* WHAT YOU NEED TO DO:
1. Using the table_extract crate documentation, decide whether each statement below agrees with it: (a) each of the library's entry points returns an Option<Table>; (b) the library is meant for writing HTML tables into documents; (c) the simple example calls Table::find_first. For each one, answer yes or no and quote the words of the documentation that settle it.
2. In the example in the table_extract crate documentation, what age does the HTML table give for John?
3. Write the next part of the table_extract crate documentation, starting after the last line shown.

* PAGE EXCERPT:
+ + + + + + +

Crate table_extract

Source
Expand description

Utility for extracting data from HTML tables.

This library allows you to parse tables from HTML documents and iterate over their rows. There are three entry points:

Each of these returns an Option<Table>, since there might not be any matching table in the HTML. Once you have a table, you can iterate over it and access the contents of each Row.

§Examples

Here is a simple example that uses Table::find_first to print the cells in each row of a table:

let html = r#"
    <table>
        <tr><th>Name</th><th>Age</th></tr>
        <tr><td>John</td><td>20</td></tr>
    </table>
"#;
let table = table_extract::Table::find_first(html).unwrap();
for row in &table {
    println!(
        "{} is {} years old",
        row.get("Name").unwrap_or("<name missing>"),
        row.get("Age").unwrap_or("<age missing>")
    )

+ + + + + + +

* DATASET EXTRACT:
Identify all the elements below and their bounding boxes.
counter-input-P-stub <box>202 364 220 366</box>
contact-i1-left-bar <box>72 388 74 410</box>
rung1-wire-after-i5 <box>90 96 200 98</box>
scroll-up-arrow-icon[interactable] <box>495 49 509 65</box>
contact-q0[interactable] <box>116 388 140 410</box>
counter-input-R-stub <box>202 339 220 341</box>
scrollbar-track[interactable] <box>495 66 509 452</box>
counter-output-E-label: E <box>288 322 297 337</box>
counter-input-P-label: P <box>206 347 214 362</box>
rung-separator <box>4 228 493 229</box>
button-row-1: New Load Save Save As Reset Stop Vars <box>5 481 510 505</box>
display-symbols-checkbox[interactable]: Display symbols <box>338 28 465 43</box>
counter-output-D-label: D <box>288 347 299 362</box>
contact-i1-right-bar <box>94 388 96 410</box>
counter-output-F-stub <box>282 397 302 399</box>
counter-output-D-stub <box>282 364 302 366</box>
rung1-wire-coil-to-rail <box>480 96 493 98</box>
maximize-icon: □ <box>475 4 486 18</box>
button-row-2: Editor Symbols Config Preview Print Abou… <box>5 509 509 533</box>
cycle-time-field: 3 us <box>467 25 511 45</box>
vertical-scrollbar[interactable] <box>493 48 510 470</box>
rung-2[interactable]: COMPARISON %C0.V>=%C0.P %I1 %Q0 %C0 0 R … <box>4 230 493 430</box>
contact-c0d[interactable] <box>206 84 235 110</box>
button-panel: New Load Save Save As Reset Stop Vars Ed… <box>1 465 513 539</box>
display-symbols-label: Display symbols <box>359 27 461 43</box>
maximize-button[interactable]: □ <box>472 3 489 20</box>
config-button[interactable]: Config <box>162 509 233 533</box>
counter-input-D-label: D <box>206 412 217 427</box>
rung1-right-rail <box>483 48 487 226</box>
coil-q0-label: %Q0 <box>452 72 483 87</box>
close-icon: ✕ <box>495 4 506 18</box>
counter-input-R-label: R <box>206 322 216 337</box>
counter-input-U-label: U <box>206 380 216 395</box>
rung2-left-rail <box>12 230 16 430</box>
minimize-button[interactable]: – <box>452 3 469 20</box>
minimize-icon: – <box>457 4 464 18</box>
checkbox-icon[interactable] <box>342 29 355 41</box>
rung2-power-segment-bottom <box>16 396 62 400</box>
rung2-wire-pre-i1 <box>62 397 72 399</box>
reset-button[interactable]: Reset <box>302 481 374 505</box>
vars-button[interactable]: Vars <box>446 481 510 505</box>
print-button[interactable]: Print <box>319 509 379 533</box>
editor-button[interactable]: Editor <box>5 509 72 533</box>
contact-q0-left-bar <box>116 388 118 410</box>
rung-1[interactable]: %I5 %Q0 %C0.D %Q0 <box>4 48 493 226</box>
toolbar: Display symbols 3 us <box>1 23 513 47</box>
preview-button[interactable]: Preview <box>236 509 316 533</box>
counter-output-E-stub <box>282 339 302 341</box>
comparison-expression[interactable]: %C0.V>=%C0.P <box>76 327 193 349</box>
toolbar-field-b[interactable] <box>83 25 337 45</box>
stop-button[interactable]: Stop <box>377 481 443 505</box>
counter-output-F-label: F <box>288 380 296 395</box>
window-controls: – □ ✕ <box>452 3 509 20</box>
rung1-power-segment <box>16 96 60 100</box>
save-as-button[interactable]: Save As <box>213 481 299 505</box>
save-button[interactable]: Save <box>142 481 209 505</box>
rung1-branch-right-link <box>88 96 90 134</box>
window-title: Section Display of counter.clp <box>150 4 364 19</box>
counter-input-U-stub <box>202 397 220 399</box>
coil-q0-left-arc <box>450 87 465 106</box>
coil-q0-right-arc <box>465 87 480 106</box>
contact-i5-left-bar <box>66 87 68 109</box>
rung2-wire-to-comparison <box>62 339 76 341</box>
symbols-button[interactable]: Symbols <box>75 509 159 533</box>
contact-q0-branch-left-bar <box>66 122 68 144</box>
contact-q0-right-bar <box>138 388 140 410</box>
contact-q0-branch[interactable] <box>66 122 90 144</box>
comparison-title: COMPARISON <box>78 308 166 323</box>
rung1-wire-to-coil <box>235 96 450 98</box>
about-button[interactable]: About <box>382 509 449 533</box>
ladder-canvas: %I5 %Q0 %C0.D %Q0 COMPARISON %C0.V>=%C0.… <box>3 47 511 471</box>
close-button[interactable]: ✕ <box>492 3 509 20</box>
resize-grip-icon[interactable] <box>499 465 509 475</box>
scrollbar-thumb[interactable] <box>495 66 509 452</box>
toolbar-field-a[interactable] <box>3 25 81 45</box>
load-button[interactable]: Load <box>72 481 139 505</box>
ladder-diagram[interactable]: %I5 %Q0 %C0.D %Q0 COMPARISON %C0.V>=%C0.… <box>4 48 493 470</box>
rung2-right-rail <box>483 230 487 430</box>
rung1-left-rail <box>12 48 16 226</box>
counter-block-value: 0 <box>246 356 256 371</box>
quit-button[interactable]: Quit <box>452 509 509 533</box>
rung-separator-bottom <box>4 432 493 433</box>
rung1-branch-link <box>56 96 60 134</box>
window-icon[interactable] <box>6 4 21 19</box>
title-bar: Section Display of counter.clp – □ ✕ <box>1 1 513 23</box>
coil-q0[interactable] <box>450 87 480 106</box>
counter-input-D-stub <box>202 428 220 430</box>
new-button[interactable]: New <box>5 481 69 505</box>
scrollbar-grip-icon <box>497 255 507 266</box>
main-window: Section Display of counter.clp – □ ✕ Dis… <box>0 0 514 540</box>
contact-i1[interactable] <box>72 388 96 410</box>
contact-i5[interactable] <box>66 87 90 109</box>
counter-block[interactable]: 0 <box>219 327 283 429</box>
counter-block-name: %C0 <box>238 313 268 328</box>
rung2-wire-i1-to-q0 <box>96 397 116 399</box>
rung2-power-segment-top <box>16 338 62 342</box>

+ + + + + + +

* ANSWERS PROVIDED:
1.
(a) Yes: "Each of these returns an Option<Table>, since there might not be any matching table in the HTML."
(b) No: "Utility for extracting data from HTML tables."
(c) Yes: "Here is a simple example that uses Table::find_first to print the cells in each row of a table"

2. 20

3.
}

If the document has multiple tables, we can use Table::find_by_headers to identify the one we want:

let html = r#"
    <table></table>
    <table>
        <tr><th>Name</th><th>Age</th></tr>
        <tr><td>John</td><td>20</td></tr>
    </table>
"#;
let table = table_extract::Table::find_by_headers(html, &["Age"]).unwrap();
for row in &table {
    for cell in row {
        println!("Table cell: {}", cell);
    }
}

Structs§

Iter
An iterator over the rows in a Table.
Row
A row in a Table.
Table
A parsed HTML table.

Type Aliases§

Headers
A map from <th> table headers to their zero-based positions.